GIVEN EXERCISE:
Find and copy every line in the records that includes the string "name".

■ ■ ■ ■ ■ ■ ■

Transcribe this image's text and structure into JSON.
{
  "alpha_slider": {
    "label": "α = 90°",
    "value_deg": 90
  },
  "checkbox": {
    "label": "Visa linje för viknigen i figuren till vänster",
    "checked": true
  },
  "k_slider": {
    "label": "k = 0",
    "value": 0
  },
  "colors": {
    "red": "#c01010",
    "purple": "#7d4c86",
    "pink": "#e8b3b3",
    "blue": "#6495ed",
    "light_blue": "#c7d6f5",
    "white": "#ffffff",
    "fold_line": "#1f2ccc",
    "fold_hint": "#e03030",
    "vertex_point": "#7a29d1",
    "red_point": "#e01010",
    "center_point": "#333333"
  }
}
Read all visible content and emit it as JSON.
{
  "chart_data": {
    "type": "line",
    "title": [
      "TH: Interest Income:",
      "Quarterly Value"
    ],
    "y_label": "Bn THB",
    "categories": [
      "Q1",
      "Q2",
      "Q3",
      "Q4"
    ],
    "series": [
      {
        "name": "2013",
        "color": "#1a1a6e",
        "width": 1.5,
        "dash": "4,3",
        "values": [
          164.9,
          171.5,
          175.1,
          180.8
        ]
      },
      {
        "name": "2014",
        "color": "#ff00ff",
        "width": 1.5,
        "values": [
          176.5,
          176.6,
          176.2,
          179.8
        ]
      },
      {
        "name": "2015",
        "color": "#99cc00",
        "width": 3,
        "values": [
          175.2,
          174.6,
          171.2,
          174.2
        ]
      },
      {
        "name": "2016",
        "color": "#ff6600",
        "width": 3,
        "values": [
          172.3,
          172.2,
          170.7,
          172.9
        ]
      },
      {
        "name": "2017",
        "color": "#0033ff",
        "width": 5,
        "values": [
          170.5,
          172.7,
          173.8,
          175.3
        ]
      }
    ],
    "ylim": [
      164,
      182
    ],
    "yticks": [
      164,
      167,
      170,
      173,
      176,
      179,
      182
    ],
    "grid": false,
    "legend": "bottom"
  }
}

■ ■ ■ ■ ■ ■ ■

SOLUTION BELOW:
        "name": "2013",
        "name": "2014",
        "name": "2015",
        "name": "2016",
        "name": "2017",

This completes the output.